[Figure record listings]
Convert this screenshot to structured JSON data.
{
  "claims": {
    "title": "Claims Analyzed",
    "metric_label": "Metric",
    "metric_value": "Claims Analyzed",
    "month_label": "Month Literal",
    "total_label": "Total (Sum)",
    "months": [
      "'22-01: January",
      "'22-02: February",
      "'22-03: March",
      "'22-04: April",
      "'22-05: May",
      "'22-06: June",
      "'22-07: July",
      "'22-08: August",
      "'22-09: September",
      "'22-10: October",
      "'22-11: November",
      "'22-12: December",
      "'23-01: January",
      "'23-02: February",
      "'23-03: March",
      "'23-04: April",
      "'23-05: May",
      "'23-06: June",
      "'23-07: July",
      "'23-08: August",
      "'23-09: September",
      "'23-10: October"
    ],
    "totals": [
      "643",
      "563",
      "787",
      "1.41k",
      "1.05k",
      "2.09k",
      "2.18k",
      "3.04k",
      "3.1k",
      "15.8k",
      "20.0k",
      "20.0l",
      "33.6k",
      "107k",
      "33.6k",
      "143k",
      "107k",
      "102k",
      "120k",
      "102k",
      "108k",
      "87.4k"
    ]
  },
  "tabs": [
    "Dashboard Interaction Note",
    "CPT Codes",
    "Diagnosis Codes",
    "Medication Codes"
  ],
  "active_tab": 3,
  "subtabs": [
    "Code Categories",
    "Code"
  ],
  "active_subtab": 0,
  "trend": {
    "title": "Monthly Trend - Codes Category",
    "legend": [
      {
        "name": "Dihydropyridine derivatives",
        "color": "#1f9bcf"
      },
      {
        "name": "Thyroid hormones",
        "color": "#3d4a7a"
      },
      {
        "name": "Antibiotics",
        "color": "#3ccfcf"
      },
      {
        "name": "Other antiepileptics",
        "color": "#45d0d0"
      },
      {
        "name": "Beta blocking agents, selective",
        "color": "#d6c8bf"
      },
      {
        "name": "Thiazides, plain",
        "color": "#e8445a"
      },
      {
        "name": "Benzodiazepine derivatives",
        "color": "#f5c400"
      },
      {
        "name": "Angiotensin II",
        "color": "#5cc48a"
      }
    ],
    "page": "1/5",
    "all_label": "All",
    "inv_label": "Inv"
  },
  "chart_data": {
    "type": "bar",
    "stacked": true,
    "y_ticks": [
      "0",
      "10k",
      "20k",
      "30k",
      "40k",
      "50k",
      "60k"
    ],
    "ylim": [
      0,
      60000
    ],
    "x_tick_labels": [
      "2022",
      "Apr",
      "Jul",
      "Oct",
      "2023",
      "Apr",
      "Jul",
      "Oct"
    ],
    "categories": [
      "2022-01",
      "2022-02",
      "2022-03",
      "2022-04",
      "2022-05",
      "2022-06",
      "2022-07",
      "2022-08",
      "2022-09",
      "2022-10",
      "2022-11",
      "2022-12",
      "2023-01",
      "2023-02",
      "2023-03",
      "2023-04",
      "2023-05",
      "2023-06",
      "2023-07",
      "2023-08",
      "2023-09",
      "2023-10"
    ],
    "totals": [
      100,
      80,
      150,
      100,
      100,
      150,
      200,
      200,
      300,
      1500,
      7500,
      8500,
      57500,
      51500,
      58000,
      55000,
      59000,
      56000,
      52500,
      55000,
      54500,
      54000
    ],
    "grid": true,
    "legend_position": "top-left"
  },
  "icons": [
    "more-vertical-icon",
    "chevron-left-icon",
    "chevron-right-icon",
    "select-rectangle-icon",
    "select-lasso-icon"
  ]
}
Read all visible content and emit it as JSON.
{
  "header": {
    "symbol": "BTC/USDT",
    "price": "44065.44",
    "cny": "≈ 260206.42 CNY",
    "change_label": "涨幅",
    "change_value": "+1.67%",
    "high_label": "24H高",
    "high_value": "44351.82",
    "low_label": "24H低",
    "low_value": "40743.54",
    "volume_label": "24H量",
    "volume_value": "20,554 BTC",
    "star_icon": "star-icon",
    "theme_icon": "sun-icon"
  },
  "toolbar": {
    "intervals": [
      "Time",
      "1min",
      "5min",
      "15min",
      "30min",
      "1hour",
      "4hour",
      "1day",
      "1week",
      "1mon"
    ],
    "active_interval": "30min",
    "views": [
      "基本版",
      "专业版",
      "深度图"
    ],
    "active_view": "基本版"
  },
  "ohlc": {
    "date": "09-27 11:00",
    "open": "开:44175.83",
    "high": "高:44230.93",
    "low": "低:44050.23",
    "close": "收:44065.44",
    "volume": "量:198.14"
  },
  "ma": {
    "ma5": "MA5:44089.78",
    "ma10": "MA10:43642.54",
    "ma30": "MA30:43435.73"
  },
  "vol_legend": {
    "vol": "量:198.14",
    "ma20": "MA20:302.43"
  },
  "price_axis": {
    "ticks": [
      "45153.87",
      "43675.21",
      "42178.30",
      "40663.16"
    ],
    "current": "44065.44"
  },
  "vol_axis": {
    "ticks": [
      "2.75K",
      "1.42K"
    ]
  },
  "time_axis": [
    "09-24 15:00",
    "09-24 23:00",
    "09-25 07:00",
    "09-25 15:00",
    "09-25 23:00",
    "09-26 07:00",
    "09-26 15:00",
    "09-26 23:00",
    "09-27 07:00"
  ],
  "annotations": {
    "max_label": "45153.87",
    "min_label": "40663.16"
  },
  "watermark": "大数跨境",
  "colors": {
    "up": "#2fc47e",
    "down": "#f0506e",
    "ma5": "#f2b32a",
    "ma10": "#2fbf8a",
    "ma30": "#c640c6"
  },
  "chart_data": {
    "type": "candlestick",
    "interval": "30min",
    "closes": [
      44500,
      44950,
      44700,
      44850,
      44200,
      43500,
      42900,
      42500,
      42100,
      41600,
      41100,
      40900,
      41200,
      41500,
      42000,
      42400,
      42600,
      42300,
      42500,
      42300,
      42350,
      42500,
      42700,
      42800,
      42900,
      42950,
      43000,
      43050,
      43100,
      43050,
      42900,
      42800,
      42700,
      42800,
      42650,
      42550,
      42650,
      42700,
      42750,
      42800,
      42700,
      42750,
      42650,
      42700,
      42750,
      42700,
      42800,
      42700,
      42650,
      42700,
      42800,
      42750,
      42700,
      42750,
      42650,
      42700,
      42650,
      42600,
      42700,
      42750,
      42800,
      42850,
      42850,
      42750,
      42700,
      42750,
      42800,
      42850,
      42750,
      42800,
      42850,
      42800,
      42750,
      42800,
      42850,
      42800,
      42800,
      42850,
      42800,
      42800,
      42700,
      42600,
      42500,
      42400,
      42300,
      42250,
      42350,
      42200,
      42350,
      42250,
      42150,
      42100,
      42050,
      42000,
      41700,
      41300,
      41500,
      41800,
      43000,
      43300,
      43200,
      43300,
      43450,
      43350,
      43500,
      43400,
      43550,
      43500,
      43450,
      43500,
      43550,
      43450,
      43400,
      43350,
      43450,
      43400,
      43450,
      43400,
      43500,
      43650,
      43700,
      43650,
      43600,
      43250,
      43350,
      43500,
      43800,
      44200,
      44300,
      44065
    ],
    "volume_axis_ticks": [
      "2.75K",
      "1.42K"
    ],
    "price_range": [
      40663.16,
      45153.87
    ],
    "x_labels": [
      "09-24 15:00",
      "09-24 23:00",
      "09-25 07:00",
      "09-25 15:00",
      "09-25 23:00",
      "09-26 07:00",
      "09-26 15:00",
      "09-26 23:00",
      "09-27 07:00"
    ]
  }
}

[Exercise directions]:
Give an exact repetition of all the material.

[Answer to the problem]:
Convert this screenshot to structured JSON data.
{
  "claims": {
    "title": "Claims Analyzed",
    "metric_label": "Metric",
    "metric_value": "Claims Analyzed",
    "month_label": "Month Literal",
    "total_label": "Total (Sum)",
    "months": [
      "'22-01: January",
      "'22-02: February",
      "'22-03: March",
      "'22-04: April",
      "'22-05: May",
      "'22-06: June",
      "'22-07: July",
      "'22-08: August",
      "'22-09: September",
      "'22-10: October",
      "'22-11: November",
      "'22-12: December",
      "'23-01: January",
      "'23-02: February",
      "'23-03: March",
      "'23-04: April",
      "'23-05: May",
      "'23-06: June",
      "'23-07: July",
      "'23-08: August",
      "'23-09: September",
      "'23-10: October"
    ],
    "totals": [
      "643",
      "563",
      "787",
      "1.41k",
      "1.05k",
      "2.09k",
      "2.18k",
      "3.04k",
      "3.1k",
      "15.8k",
      "20.0k",
      "20.0l",
      "33.6k",
      "107k",
      "33.6k",
      "143k",
      "107k",
      "102k",
      "120k",
      "102k",
      "108k",
      "87.4k"
    ]
  },
  "tabs": [
    "Dashboard Interaction Note",
    "CPT Codes",
    "Diagnosis Codes",
    "Medication Codes"
  ],
  "active_tab": 3,
  "subtabs": [
    "Code Categories",
    "Code"
  ],
  "active_subtab": 0,
  "trend": {
    "title": "Monthly Trend - Codes Category",
    "legend": [
      {
        "name": "Dihydropyridine derivatives",
        "color": "#1f9bcf"
      },
      {
        "name": "Thyroid hormones",
        "color": "#3d4a7a"
      },
      {
        "name": "Antibiotics",
        "color": "#3ccfcf"
      },
      {
        "name": "Other antiepileptics",
        "color": "#45d0d0"
      },
      {
        "name": "Beta blocking agents, selective",
        "color": "#d6c8bf"
      },
      {
        "name": "Thiazides, plain",
        "color": "#e8445a"
      },
      {
        "name": "Benzodiazepine derivatives",
        "color": "#f5c400"
      },
      {
        "name": "Angiotensin II",
        "color": "#5cc48a"
      }
    ],
    "page": "1/5",
    "all_label": "All",
    "inv_label": "Inv"
  },
  "chart_data": {
    "type": "bar",
    "stacked": true,
    "y_ticks": [
      "0",
      "10k",
      "20k",
      "30k",
      "40k",
      "50k",
      "60k"
    ],
    "ylim": [
      0,
      60000
    ],
    "x_tick_labels": [
      "2022",
      "Apr",
      "Jul",
      "Oct",
      "2023",
      "Apr",
      "Jul",
      "Oct"
    ],
    "categories": [
      "2022-01",
      "2022-02",
      "2022-03",
      "2022-04",
      "2022-05",
      "2022-06",
      "2022-07",
      "2022-08",
      "2022-09",
      "2022-10",
      "2022-11",
      "2022-12",
      "2023-01",
      "2023-02",
      "2023-03",
      "2023-04",
      "2023-05",
      "2023-06",
      "2023-07",
      "2023-08",
      "2023-09",
      "2023-10"
    ],
    "totals": [
      100,
      80,
      150,
      100,
      100,
      150,
      200,
      200,
      300,
      1500,
      7500,
      8500,
      57500,
      51500,
      58000,
      55000,
      59000,
      56000,
      52500,
      55000,
      54500,
      54000
    ],
    "grid": true,
    "legend_position": "top-left"
  },
  "icons": [
    "more-vertical-icon",
    "chevron-left-icon",
    "chevron-right-icon",
    "select-rectangle-icon",
    "select-lasso-icon"
  ]
}
Read all visible content and emit it as JSON.
{
  "header": {
    "symbol": "BTC/USDT",
    "price": "44065.44",
    "cny": "≈ 260206.42 CNY",
    "change_label": "涨幅",
    "change_value": "+1.67%",
    "high_label": "24H高",
    "high_value": "44351.82",
    "low_label": "24H低",
    "low_value": "40743.54",
    "volume_label": "24H量",
    "volume_value": "20,554 BTC",
    "star_icon": "star-icon",
    "theme_icon": "sun-icon"
  },
  "toolbar": {
    "intervals": [
      "Time",
      "1min",
      "5min",
      "15min",
      "30min",
      "1hour",
      "4hour",
      "1day",
      "1week",
      "1mon"
    ],
    "active_interval": "30min",
    "views": [
      "基本版",
      "专业版",
      "深度图"
    ],
    "active_view": "基本版"
  },
  "ohlc": {
    "date": "09-27 11:00",
    "open": "开:44175.83",
    "high": "高:44230.93",
    "low": "低:44050.23",
    "close": "收:44065.44",
    "volume": "量:198.14"
  },
  "ma": {
    "ma5": "MA5:44089.78",
    "ma10": "MA10:43642.54",
    "ma30": "MA30:43435.73"
  },
  "vol_legend": {
    "vol": "量:198.14",
    "ma20": "MA20:302.43"
  },
  "price_axis": {
    "ticks": [
      "45153.87",
      "43675.21",
      "42178.30",
      "40663.16"
    ],
    "current": "44065.44"
  },
  "vol_axis": {
    "ticks": [
      "2.75K",
      "1.42K"
    ]
  },
  "time_axis": [
    "09-24 15:00",
    "09-24 23:00",
    "09-25 07:00",
    "09-25 15:00",
    "09-25 23:00",
    "09-26 07:00",
    "09-26 15:00",
    "09-26 23:00",
    "09-27 07:00"
  ],
  "annotations": {
    "max_label": "45153.87",
    "min_label": "40663.16"
  },
  "watermark": "大数跨境",
  "colors": {
    "up": "#2fc47e",
    "down": "#f0506e",
    "ma5": "#f2b32a",
    "ma10": "#2fbf8a",
    "ma30": "#c640c6"
  },
  "chart_data": {
    "type": "candlestick",
    "interval": "30min",
    "closes": [
      44500,
      44950,
      44700,
      44850,
      44200,
      43500,
      42900,
      42500,
      42100,
      41600,
      41100,
      40900,
      41200,
      41500,
      42000,
      42400,
      42600,
      42300,
      42500,
      42300,
      42350,
      42500,
      42700,
      42800,
      42900,
      42950,
      43000,
      43050,
      43100,
      43050,
      42900,
      42800,
      42700,
      42800,
      42650,
      42550,
      42650,
      42700,
      42750,
      42800,
      42700,
      42750,
      42650,
      42700,
      42750,
      42700,
      42800,
      42700,
      42650,
      42700,
      42800,
      42750,
      42700,
      42750,
      42650,
      42700,
      42650,
      42600,
      42700,
      42750,
      42800,
      42850,
      42850,
      42750,
      42700,
      42750,
      42800,
      42850,
      42750,
      42800,
      42850,
      42800,
      42750,
      42800,
      42850,
      42800,
      42800,
      42850,
      42800,
      42800,
      42700,
      42600,
      42500,
      42400,
      42300,
      42250,
      42350,
      42200,
      42350,
      42250,
      42150,
      42100,
      42050,
      42000,
      41700,
      41300,
      41500,
      41800,
      43000,
      43300,
      43200,
      43300,
      43450,
      43350,
      43500,
      43400,
      43550,
      43500,
      43450,
      43500,
      43550,
      43450,
      43400,
      43350,
      43450,
      43400,
      43450,
      43400,
      43500,
      43650,
      43700,
      43650,
      43600,
      43250,
      43350,
      43500,
      43800,
      44200,
      44300,
      44065
    ],
    "volume_axis_ticks": [
      "2.75K",
      "1.42K"
    ],
    "price_range": [
      40663.16,
      45153.87
    ],
    "x_labels": [
      "09-24 15:00",
      "09-24 23:00",
      "09-25 07:00",
      "09-25 15:00",
      "09-25 23:00",
      "09-26 07:00",
      "09-26 15:00",
      "09-26 23:00",
      "09-27 07:00"
    ]
  }
}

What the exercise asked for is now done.